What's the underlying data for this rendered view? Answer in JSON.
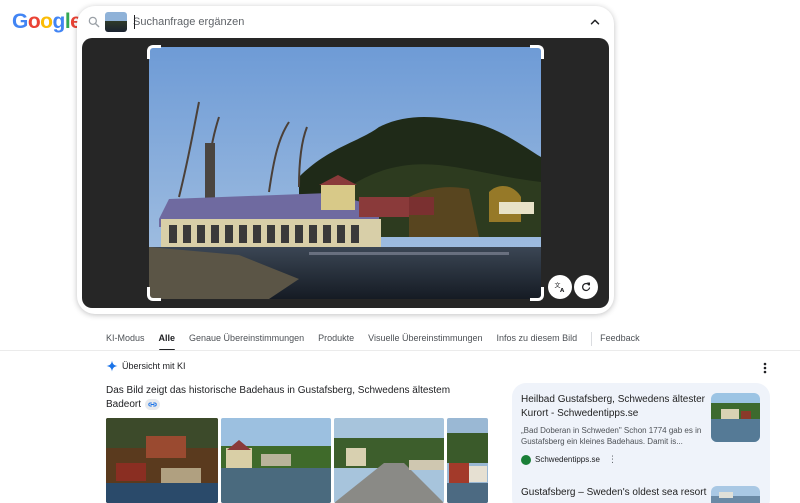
{
  "logo": {
    "letters": [
      {
        "ch": "G",
        "color": "#4285F4"
      },
      {
        "ch": "o",
        "color": "#EA4335"
      },
      {
        "ch": "o",
        "color": "#FBBC05"
      },
      {
        "ch": "g",
        "color": "#4285F4"
      },
      {
        "ch": "l",
        "color": "#34A853"
      },
      {
        "ch": "e",
        "color": "#EA4335"
      }
    ]
  },
  "search": {
    "placeholder": "Suchanfrage ergänzen",
    "value": ""
  },
  "icons": {
    "search": "search-icon",
    "collapse": "chevron-up-icon",
    "translate": "translate-icon",
    "reset": "refresh-icon",
    "ai": "sparkle-icon",
    "more": "more-vert-icon",
    "link": "link-icon"
  },
  "tabs": [
    {
      "label": "KI-Modus",
      "active": false
    },
    {
      "label": "Alle",
      "active": true
    },
    {
      "label": "Genaue Übereinstimmungen",
      "active": false
    },
    {
      "label": "Produkte",
      "active": false
    },
    {
      "label": "Visuelle Übereinstimmungen",
      "active": false
    },
    {
      "label": "Infos zu diesem Bild",
      "active": false
    },
    {
      "label": "Feedback",
      "active": false
    }
  ],
  "ai_overview": {
    "header": "Übersicht mit KI",
    "text": "Das Bild zeigt das historische Badehaus in Gustafsberg, Schwedens ältestem Badeort"
  },
  "results": [
    {
      "title": "Heilbad Gustafsberg, Schwedens ältester Kurort - Schwedentipps.se",
      "snippet": "„Bad Doberan in Schweden\" Schon 1774 gab es in Gustafsberg ein kleines Badehaus. Damit is...",
      "source": "Schwedentipps.se"
    },
    {
      "title": "Gustafsberg – Sweden's oldest sea resort"
    }
  ],
  "colors": {
    "accent": "#1a73e8",
    "panel": "#eff3fa",
    "viewer": "#262626"
  }
}
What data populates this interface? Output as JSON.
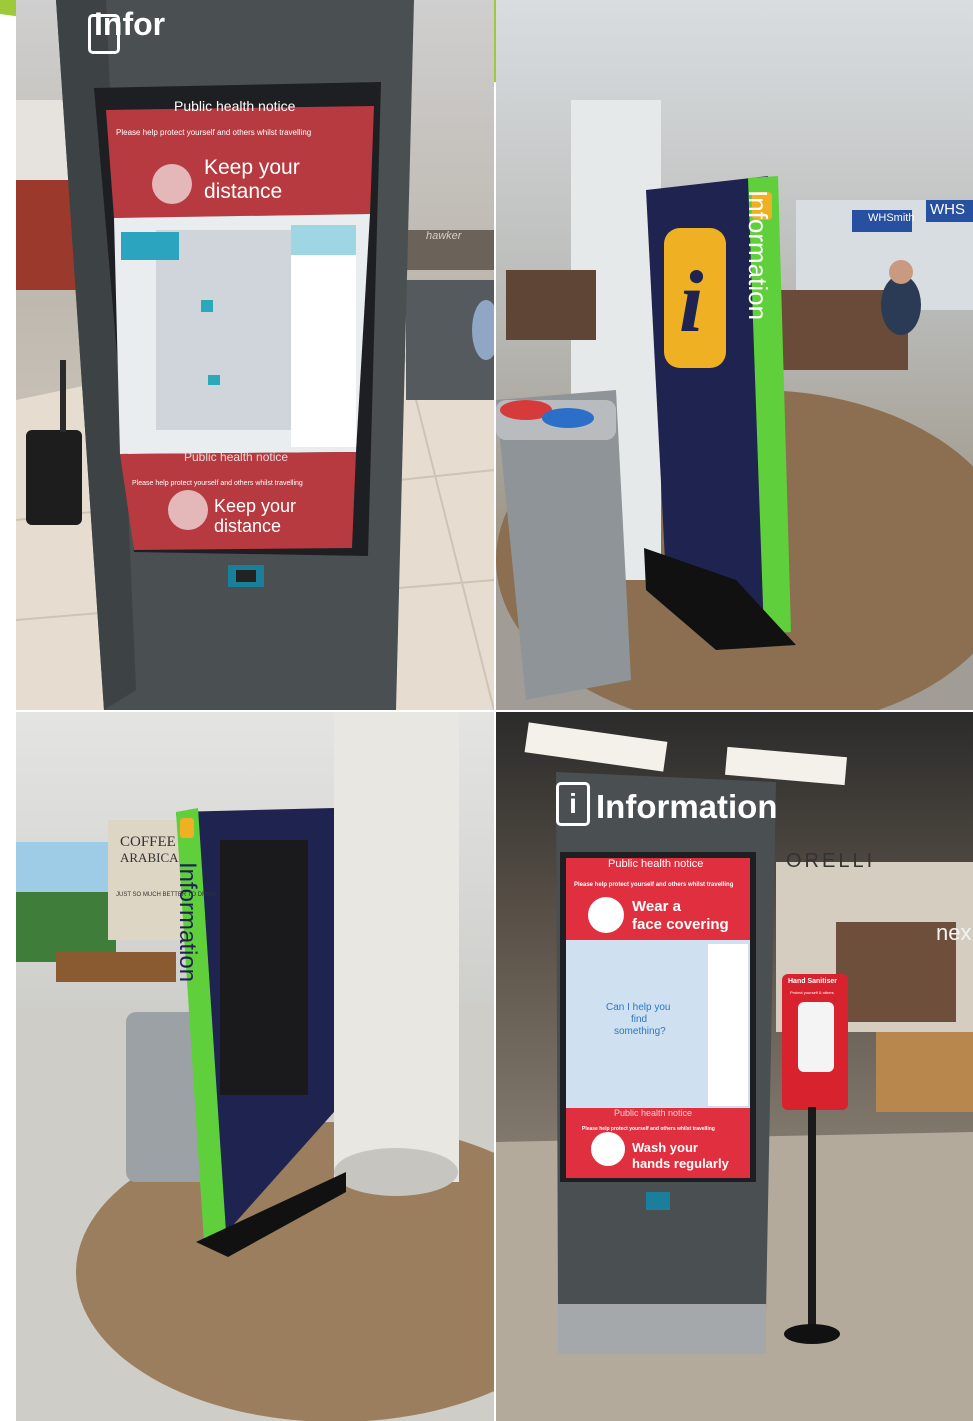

**AIM OF THE TASK:**
Reproduce the records verbatim, omitting all images they contain.

**EXERCISE SOLUTION:**
What's the underlying data for this rendered view? Answer in JSON.
{
  "logo": {
    "letters": [
      {
        "ch": "G",
        "color": "#4285F4"
      },
      {
        "ch": "o",
        "color": "#EA4335"
      },
      {
        "ch": "o",
        "color": "#FBBC05"
      },
      {
        "ch": "g",
        "color": "#4285F4"
      },
      {
        "ch": "l",
        "color": "#34A853"
      },
      {
        "ch": "e",
        "color": "#EA4335"
      }
    ]
  },
  "search": {
    "placeholder": "Suchanfrage ergänzen",
    "value": ""
  },
  "icons": {
    "search": "search-icon",
    "collapse": "chevron-up-icon",
    "translate": "translate-icon",
    "reset": "refresh-icon",
    "ai": "sparkle-icon",
    "more": "more-vert-icon",
    "link": "link-icon"
  },
  "tabs": [
    {
      "label": "KI-Modus",
      "active": false
    },
    {
      "label": "Alle",
      "active": true
    },
    {
      "label": "Genaue Übereinstimmungen",
      "active": false
    },
    {
      "label": "Produkte",
      "active": false
    },
    {
      "label": "Visuelle Übereinstimmungen",
      "active": false
    },
    {
      "label": "Infos zu diesem Bild",
      "active": false
    },
    {
      "label": "Feedback",
      "active": false
    }
  ],
  "ai_overview": {
    "header": "Übersicht mit KI",
    "text": "Das Bild zeigt das historische Badehaus in Gustafsberg, Schwedens ältestem Badeort"
  },
  "results": [
    {
      "title": "Heilbad Gustafsberg, Schwedens ältester Kurort - Schwedentipps.se",
      "snippet": "„Bad Doberan in Schweden\" Schon 1774 gab es in Gustafsberg ein kleines Badehaus. Damit is...",
      "source": "Schwedentipps.se"
    },
    {
      "title": "Gustafsberg – Sweden's oldest sea resort"
    }
  ],
  "colors": {
    "accent": "#1a73e8",
    "panel": "#eff3fa",
    "viewer": "#262626"
  }
}
What data populates this interface? Output as JSON.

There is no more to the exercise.